### WHAT THE EXERCISE ASKS
Show all lines of the listing that hold the word "White".

---- TASK DATA

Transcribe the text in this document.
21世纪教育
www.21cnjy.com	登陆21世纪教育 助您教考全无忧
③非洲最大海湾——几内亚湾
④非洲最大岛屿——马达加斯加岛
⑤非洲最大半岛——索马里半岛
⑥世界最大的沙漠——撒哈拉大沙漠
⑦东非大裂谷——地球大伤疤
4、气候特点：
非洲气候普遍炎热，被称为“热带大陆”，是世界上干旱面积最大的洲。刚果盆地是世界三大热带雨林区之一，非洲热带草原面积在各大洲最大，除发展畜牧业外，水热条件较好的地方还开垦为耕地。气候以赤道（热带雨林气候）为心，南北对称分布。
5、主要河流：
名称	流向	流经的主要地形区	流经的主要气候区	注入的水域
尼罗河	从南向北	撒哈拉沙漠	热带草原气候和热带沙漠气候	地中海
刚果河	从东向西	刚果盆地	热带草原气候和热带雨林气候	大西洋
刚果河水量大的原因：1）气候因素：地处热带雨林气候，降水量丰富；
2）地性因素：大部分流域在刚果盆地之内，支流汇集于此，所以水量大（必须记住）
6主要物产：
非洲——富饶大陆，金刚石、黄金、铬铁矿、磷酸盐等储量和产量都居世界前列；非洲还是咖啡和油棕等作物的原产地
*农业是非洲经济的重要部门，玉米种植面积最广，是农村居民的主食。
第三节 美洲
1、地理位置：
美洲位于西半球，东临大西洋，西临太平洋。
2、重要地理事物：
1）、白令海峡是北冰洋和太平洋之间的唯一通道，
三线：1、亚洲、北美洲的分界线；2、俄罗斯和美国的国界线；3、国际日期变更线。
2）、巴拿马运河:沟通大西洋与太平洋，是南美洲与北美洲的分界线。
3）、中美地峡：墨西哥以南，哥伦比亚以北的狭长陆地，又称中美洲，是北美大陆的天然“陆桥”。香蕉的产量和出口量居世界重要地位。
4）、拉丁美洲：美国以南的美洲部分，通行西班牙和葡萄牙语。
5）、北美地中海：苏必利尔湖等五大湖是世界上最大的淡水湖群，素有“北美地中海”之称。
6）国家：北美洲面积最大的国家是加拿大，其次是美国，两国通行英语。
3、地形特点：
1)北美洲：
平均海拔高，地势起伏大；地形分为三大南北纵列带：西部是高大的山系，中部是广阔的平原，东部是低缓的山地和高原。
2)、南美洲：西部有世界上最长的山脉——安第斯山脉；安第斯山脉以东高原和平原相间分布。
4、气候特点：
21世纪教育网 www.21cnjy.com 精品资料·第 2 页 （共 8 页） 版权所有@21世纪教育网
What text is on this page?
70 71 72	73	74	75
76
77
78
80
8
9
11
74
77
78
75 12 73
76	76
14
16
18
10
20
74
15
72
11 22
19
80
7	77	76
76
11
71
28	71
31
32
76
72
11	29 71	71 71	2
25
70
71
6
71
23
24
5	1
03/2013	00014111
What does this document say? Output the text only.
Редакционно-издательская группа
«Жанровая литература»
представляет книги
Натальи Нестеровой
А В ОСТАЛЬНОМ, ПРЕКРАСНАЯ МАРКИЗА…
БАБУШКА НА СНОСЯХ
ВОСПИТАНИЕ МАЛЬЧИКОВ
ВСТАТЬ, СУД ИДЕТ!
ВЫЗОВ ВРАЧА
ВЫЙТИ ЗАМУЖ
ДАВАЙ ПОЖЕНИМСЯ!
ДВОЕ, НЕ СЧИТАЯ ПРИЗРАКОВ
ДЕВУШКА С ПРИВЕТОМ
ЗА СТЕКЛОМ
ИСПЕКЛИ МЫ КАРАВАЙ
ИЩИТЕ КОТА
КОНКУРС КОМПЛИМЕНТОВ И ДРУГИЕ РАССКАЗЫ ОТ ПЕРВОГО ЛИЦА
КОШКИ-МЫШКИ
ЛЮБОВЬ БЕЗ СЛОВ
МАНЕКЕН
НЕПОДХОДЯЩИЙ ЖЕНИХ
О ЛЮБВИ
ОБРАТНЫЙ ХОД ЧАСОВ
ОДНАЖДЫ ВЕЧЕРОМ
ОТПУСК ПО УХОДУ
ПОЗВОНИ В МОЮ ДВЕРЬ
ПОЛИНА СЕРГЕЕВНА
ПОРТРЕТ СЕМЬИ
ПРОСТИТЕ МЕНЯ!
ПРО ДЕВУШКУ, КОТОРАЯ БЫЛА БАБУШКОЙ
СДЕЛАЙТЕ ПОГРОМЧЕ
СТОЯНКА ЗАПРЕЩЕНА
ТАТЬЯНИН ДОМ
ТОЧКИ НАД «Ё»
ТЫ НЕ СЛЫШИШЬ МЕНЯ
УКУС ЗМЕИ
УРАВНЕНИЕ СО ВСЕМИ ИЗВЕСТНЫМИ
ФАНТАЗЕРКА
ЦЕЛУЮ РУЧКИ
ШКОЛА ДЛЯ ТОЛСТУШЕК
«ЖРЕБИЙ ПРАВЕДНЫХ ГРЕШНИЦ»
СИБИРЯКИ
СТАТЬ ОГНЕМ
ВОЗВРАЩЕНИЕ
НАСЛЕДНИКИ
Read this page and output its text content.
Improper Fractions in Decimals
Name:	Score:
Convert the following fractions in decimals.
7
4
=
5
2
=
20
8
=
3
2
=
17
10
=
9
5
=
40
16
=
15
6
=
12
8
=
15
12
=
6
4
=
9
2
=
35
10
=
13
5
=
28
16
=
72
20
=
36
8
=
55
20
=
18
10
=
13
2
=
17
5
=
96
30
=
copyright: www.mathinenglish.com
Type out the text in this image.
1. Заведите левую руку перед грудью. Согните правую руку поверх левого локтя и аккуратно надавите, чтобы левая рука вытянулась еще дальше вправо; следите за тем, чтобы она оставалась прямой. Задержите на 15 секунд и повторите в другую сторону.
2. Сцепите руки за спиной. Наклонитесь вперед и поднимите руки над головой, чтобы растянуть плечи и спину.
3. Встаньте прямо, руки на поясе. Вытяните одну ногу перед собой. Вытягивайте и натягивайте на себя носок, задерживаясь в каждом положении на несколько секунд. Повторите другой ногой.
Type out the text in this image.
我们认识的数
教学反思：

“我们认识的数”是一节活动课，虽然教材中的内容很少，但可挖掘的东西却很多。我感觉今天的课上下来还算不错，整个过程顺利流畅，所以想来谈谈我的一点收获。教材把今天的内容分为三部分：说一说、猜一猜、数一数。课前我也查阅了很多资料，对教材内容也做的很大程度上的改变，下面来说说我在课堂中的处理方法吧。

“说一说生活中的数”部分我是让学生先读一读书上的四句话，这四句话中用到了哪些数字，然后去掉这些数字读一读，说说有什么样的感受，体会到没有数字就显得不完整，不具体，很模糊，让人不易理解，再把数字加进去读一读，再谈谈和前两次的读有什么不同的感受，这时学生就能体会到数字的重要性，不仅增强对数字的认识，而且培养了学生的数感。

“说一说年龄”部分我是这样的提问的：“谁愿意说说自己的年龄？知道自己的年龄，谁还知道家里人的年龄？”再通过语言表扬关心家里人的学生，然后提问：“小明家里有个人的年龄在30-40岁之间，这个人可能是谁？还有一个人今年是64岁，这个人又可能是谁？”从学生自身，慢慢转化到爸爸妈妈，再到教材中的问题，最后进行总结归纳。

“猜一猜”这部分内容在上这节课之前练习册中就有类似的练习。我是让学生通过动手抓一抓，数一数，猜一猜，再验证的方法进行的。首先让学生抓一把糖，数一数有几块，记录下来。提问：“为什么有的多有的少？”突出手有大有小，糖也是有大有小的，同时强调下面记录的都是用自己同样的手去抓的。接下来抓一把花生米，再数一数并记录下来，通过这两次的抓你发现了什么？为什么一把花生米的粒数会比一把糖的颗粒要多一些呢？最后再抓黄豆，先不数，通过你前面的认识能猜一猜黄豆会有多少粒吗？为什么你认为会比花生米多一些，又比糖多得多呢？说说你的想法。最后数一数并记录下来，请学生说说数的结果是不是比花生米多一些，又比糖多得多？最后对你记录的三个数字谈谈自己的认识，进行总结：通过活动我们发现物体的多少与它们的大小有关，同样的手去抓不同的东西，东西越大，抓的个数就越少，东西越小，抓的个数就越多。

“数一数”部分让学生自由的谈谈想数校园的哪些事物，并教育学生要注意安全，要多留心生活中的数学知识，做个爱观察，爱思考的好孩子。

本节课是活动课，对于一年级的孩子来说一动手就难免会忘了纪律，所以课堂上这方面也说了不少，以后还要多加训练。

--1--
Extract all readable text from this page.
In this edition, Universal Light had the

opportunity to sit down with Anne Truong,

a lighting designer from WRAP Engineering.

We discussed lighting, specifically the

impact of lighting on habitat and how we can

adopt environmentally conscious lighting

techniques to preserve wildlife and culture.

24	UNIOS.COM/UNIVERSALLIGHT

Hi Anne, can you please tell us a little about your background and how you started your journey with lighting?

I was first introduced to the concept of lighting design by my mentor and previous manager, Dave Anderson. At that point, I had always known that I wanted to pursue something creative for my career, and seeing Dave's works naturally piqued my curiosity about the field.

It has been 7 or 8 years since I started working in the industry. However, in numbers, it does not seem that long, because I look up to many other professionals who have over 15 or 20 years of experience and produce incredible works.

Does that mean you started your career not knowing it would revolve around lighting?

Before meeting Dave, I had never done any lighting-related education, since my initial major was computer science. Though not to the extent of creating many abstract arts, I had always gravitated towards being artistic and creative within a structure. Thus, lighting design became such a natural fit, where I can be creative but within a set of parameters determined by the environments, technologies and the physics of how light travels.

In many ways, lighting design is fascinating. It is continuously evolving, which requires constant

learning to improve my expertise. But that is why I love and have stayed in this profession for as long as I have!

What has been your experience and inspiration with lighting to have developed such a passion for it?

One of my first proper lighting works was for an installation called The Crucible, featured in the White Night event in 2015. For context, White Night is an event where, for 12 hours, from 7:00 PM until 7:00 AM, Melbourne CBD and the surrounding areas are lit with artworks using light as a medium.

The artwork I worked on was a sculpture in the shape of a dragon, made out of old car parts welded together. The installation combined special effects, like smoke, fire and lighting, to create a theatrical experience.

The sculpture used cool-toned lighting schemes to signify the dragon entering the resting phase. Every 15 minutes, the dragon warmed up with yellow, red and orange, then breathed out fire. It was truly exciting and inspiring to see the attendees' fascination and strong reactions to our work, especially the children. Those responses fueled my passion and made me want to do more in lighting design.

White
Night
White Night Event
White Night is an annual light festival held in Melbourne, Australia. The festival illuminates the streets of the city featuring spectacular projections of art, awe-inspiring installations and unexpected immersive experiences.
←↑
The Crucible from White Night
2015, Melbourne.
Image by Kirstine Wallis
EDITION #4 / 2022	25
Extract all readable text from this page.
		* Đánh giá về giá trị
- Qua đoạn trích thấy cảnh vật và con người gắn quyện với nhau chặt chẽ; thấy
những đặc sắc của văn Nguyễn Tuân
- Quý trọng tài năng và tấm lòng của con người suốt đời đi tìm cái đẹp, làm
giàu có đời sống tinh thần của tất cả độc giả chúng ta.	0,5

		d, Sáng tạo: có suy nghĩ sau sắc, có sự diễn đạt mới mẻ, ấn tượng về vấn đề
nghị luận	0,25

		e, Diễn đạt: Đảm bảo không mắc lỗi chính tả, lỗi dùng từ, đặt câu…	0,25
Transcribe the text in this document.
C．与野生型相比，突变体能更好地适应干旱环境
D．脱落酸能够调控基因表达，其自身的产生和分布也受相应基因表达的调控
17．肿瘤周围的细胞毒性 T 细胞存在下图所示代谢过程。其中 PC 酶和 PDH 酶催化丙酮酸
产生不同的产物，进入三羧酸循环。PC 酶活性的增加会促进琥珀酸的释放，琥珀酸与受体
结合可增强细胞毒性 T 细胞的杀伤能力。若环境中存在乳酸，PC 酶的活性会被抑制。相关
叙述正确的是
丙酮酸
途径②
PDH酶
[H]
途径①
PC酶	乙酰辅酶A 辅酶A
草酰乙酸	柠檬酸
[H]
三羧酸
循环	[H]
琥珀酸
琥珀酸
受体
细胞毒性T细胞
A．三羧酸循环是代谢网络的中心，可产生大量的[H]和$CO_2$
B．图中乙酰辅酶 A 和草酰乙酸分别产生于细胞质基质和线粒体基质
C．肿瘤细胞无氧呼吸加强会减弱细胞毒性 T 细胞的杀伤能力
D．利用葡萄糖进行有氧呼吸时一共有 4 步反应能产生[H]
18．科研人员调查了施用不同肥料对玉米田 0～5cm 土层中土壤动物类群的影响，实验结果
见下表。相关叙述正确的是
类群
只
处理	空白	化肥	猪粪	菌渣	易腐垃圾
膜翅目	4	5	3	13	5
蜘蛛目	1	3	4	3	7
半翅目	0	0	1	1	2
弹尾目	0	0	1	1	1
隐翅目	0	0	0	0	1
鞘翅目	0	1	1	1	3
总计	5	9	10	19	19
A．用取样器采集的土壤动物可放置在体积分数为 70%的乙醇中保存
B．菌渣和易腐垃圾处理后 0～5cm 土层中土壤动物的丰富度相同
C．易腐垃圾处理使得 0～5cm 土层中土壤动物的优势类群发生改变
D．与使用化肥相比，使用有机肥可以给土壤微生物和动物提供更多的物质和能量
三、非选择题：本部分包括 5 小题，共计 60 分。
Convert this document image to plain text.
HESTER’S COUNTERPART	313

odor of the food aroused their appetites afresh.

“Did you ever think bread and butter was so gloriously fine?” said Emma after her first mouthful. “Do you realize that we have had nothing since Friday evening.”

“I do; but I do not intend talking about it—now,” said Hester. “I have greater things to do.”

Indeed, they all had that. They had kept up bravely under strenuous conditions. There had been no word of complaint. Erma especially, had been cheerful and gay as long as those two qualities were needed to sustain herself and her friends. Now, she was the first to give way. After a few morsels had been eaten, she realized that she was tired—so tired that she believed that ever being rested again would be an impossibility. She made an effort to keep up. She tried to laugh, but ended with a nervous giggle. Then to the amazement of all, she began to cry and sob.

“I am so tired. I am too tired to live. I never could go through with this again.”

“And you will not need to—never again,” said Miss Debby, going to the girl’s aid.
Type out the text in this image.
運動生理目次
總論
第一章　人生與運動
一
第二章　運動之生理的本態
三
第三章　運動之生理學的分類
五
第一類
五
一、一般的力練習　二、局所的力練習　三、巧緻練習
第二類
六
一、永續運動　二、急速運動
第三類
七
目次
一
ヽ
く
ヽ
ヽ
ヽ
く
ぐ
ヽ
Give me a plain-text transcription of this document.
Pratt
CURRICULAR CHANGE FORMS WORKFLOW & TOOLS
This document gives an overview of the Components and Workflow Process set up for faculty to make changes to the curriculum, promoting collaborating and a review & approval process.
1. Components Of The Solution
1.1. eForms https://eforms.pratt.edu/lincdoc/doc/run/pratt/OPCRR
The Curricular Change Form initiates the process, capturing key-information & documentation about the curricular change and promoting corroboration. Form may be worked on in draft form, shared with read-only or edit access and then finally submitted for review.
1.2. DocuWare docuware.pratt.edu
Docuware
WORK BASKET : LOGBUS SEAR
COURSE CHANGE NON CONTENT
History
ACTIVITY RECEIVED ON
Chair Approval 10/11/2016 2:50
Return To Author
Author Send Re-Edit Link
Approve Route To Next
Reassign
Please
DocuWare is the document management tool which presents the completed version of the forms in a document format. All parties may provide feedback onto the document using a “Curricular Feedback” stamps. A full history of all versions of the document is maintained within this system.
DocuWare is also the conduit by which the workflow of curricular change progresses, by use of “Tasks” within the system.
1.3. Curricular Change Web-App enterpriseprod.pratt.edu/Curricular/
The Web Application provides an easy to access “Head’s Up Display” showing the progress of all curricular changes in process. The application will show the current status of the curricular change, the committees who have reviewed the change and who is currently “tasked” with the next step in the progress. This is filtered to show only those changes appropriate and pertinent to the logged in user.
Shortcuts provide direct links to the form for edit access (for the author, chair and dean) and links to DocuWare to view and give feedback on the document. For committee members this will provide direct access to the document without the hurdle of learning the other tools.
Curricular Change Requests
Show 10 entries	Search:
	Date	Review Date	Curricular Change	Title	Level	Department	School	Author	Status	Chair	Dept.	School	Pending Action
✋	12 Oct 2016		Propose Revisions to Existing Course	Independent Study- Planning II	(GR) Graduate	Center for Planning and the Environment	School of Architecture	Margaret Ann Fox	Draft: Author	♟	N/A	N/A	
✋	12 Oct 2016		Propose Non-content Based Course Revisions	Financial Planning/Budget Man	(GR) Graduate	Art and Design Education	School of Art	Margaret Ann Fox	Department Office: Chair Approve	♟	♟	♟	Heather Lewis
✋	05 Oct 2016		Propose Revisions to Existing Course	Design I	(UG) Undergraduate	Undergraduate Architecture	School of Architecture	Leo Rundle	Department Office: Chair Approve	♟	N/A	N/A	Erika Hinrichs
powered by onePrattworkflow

--------

### ANSWER TO THIS PROBLEM
One of my first proper lighting works was for an installation called The Crucible, featured in the White Night event in 2015. For context, White Night is an event where, for 12 hours, from 7:00 PM until 7:00 AM, Melbourne CBD and the surrounding areas are lit with artworks using light as a medium.
White
White Night Event
White Night is an annual light festival held in Melbourne, Australia. The festival illuminates the streets of the city featuring spectacular projections of art, awe-inspiring installations and unexpected immersive experiences.
The Crucible from White Night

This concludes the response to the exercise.